- STATED TASK 1
According to the core pipeline page, which workflow is selected by default?
- STATED TASK 2
In the core pipeline page, swap "download" for "fetch" and write out the passage between "NOTE: It is" and "primer pool information.", inclusive.
- STATED TASK 3
Finish out the next part of the core pipeline page, starting after its last sentence.

--- TEXT PROVIDED ---

Core pipeline

About

This page describes the core pipeline which is run via the artic minion command.

There are 2 workflows baked into the core pipeline, one which uses signal data (via nanopolish) and one that does not (via medaka). As the workflows are identical in many ways, this page will describe the pipeline as whole and notify the reader when there is dfferent behaviour between the two workflows. It should be noted here that by default the nanopolish workflow is selected; you need to specify --medaka (and --medaka-model) if you want the medaka workflow enabled.

NOTE: It is very important that you select the appropriate value for --medaka-model.

At the end of each stage, we list here the "useful" stage output files which are kept. There will also be some additional files leftover at the end of the pipeline but these can be ignored (and are hopefully quite intuitively named).

Stages

Input validation

The supplied --scheme-directory will be checked for a reference sequence and primer scheme. If --scheme-version is not supplied, version 1 will be assumed.

As of version 1.2.0, the pipeline will try and download the reference and scheme from the artic primer scheme repository if it is not found/provided.

Once the scheme and reference have been found, the pipeline will validate the scheme and extract the primer pool information.

If running the nanopolish workflow, the pipeline will check the reference only contains one sequence and then run nanopolish index to map basecalled reads to the signal data.

--- DATASET CONTENT ---

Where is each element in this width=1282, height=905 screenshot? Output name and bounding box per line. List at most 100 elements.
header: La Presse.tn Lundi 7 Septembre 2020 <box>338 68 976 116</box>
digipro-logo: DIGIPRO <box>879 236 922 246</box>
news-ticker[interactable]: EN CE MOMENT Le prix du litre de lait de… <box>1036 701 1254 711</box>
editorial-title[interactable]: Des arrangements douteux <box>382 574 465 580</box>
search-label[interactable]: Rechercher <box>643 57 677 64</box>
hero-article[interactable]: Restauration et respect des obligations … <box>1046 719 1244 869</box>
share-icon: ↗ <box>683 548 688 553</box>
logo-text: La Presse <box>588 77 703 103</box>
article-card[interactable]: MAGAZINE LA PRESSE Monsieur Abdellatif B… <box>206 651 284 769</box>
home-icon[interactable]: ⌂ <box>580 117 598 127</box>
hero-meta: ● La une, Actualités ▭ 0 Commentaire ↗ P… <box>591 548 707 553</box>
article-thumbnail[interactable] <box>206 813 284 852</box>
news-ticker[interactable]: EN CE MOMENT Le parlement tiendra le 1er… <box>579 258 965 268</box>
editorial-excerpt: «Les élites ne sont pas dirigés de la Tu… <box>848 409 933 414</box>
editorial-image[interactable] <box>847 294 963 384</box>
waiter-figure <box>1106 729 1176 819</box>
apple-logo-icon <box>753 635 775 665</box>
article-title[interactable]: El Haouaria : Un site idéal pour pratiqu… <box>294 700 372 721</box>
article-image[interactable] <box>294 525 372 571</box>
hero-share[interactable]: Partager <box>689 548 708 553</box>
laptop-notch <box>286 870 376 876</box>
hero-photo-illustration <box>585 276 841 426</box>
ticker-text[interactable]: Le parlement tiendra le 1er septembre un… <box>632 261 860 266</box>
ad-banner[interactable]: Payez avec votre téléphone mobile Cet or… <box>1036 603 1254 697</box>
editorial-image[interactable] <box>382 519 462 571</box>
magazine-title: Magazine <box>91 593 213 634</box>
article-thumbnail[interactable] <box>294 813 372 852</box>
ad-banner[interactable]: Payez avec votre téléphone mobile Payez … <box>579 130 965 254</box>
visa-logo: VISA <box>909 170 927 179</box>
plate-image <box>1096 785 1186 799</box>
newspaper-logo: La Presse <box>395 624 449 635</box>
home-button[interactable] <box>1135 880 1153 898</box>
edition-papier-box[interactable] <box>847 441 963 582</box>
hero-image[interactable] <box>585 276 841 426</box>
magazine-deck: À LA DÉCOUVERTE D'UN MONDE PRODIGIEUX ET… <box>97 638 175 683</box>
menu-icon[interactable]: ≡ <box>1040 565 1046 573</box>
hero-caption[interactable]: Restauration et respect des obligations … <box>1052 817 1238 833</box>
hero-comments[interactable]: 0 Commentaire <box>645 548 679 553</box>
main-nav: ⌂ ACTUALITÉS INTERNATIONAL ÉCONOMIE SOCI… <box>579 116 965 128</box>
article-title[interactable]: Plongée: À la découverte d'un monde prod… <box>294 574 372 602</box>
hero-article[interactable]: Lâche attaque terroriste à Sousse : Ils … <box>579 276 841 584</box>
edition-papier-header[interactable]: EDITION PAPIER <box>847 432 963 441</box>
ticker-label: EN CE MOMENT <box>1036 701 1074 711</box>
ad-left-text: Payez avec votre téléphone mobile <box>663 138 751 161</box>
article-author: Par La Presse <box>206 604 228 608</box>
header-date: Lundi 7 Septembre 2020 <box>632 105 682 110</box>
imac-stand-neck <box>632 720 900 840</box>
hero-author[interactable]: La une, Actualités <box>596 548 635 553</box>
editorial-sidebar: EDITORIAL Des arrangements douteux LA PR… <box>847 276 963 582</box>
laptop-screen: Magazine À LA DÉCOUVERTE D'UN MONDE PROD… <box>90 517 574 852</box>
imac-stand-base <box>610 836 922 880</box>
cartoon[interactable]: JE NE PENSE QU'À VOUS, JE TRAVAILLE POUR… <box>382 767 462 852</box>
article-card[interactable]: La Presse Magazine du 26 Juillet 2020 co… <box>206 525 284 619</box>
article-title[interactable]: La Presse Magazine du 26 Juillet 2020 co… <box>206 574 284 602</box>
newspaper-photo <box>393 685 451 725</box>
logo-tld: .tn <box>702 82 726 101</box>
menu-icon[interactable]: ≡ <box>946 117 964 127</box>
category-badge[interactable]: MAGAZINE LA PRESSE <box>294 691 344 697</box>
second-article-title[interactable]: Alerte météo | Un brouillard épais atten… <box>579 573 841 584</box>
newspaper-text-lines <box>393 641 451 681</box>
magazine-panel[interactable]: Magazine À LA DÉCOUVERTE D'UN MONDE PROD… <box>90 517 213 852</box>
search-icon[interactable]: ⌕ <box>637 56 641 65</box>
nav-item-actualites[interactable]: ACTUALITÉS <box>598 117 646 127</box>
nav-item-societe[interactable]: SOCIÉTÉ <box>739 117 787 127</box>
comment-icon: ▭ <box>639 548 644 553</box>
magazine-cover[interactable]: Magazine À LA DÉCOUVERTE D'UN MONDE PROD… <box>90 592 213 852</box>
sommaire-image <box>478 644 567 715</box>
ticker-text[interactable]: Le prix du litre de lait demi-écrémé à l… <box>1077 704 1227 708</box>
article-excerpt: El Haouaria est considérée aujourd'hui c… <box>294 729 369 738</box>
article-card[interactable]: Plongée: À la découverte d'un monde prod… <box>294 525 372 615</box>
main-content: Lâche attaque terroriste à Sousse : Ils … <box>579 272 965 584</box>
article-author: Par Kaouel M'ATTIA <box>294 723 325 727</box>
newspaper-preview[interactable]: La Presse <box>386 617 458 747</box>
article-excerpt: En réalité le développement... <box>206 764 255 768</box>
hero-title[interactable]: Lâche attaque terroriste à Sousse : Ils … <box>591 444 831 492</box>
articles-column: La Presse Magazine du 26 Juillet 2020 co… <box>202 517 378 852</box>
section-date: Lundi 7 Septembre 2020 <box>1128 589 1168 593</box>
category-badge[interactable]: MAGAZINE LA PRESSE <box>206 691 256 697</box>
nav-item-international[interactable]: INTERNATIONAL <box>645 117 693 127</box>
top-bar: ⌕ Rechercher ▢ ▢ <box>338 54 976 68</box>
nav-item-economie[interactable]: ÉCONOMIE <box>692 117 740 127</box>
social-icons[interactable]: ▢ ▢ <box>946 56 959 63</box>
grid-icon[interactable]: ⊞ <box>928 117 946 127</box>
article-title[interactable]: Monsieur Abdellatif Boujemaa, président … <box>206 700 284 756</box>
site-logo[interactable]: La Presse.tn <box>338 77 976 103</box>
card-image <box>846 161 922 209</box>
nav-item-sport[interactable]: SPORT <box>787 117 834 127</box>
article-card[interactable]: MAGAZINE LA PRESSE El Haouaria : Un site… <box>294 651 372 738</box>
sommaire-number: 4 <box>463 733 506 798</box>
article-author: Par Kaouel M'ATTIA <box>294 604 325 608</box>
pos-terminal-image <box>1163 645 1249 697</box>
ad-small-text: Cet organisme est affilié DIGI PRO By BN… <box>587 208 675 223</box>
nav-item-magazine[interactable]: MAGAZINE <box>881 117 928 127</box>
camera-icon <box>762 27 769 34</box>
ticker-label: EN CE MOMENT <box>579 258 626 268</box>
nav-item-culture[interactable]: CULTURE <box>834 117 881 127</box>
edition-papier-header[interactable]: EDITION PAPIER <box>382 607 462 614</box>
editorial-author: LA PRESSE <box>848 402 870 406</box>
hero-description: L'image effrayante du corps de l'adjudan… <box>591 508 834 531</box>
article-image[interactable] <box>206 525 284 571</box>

---

- EXERCISE RESULT 1
The nanopolish workflow.

- EXERCISE RESULT 2
NOTE: It is very important that you select the appropriate value for --medaka-model.

At the end of each stage, we list here the "useful" stage output files which are kept. There will also be some additional files leftover at the end of the pipeline but these can be ignored (and are hopefully quite intuitively named).

Stages

Input validation

The supplied --scheme-directory will be checked for a reference sequence and primer scheme. If --scheme-version is not supplied, version 1 will be assumed.

As of version 1.2.0, the pipeline will try and fetch the reference and scheme from the artic primer scheme repository if it is not found/provided.

Once the scheme and reference have been found, the pipeline will validate the scheme and extract the primer pool information.

- EXERCISE RESULT 3
stage output

  • primer validation log (optional)
  • nanopolish index (workflow dependant)

Reference alignment and post-processing

The pipeline will then perform a reference alignment of the basecalled reads against the specified reference sequence. By default minimap is used but bwa can be chosen as an alternative. Both aligners use their respective ONT presets. The alignments are filtered to keep only mapped reads, and then sorted and indexed.

We then use the align_trim module to post-process the aligments.

The purpose of alignment post-processing is:

  • assign each read alignment to a derived amplicon
  • using the derived amplicon, assign each read a read group based on the primer pool
  • softmask read alignments within their derived amplicon

Also, there is the option to:

  • remove primer sequence by further softmasking the read alignments
  • normalise/reduce the number of read alignments to each amplicon
  • remove reads with imperfect primer pairing, e.g. from amplicon read through

By softmasking, we refer to the process of adjusting the CIGAR of each alignment segment such that soft clips replace any reference or query consuming operations in regions of an alignment that fall outside of primer boundaries. The leftmost mapping position of alignments are also updated during softmasking.

More information on how the primer scheme is used to infer amplicons can be found here.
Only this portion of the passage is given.